§ **Given problem**
Lines that contain "help" are to be counted; give only their number.

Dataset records
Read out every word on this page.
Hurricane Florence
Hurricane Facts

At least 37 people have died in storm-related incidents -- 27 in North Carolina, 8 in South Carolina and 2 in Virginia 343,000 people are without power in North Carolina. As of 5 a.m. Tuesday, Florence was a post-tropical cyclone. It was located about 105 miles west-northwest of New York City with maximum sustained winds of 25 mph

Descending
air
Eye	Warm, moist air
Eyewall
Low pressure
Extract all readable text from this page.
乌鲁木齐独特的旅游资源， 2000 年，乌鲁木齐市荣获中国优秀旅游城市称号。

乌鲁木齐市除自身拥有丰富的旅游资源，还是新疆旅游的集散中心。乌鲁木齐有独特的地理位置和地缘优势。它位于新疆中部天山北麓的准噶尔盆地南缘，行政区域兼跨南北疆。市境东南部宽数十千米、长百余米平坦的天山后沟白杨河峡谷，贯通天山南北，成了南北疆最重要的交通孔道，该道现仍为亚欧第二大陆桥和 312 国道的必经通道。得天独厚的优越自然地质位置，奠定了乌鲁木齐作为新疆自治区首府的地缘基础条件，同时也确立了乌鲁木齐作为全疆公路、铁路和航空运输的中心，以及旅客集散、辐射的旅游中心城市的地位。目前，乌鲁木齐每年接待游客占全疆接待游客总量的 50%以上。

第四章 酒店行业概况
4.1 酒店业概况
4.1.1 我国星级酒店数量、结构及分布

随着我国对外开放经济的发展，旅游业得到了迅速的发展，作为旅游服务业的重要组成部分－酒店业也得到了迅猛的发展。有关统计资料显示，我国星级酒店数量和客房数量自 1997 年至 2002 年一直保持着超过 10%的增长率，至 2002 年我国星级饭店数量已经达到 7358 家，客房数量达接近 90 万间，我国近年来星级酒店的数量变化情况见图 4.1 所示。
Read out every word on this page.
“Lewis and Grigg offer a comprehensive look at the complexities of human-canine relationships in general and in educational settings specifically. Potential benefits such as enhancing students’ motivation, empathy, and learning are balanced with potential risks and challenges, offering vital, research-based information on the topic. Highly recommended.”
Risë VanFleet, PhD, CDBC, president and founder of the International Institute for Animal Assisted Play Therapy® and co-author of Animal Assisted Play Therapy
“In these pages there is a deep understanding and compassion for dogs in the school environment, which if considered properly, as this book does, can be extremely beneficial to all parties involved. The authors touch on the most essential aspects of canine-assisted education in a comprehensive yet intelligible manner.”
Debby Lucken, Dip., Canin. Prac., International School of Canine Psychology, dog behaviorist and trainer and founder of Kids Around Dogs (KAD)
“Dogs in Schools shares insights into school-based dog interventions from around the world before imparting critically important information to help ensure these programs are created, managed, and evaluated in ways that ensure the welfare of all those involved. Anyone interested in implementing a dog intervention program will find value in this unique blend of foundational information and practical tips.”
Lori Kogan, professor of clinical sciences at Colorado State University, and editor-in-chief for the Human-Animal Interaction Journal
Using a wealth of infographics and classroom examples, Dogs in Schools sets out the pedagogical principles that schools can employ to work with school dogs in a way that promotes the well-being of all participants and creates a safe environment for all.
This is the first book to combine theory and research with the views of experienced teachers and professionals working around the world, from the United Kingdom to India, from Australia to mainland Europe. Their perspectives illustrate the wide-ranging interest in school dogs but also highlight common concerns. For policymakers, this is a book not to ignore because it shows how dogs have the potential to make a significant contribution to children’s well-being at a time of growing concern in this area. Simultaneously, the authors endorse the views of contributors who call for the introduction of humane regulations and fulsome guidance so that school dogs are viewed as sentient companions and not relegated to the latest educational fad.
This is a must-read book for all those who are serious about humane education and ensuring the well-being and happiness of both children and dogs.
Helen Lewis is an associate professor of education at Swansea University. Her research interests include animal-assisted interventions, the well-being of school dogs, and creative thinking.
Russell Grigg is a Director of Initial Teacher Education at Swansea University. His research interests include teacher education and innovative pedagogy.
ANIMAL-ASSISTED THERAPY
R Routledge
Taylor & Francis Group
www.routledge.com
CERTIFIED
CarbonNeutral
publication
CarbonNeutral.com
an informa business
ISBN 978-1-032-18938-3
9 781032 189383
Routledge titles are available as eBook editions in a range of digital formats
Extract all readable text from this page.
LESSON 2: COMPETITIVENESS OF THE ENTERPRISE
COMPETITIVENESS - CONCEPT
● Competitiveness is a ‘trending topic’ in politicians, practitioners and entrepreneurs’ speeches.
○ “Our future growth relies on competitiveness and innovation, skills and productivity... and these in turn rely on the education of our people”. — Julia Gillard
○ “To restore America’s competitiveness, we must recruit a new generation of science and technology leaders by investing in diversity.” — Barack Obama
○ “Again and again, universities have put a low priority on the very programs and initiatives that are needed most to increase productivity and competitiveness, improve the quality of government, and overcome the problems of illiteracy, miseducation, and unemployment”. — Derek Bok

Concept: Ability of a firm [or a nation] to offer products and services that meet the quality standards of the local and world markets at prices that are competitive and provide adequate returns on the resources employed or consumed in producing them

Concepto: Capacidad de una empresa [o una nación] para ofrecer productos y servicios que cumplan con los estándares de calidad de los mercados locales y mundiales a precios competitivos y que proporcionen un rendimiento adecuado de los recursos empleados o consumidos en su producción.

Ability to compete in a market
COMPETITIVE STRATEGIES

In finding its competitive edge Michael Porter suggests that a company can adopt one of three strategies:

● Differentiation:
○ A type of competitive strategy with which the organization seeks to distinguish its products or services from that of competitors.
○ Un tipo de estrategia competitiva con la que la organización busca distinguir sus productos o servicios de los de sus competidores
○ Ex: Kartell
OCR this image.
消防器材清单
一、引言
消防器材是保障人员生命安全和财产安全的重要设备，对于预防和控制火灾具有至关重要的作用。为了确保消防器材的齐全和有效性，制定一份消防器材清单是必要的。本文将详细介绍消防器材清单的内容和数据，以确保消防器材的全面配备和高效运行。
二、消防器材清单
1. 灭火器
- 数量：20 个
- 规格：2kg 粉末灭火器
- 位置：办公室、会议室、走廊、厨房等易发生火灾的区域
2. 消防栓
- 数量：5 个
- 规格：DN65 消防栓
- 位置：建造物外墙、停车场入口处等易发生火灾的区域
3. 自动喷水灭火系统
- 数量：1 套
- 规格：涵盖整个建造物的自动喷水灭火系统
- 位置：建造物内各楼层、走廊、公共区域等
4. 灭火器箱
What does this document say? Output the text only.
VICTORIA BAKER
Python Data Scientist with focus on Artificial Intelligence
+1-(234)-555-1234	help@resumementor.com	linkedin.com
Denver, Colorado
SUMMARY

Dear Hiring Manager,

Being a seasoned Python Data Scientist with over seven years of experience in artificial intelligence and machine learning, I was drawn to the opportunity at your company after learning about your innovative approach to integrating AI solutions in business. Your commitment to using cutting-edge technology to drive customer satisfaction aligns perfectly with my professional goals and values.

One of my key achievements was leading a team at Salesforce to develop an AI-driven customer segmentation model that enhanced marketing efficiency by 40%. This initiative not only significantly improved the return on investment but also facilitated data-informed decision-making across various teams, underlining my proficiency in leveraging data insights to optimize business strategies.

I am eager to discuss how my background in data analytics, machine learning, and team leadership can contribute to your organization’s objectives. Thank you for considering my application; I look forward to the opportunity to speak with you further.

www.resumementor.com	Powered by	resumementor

§ **Exercise result**
2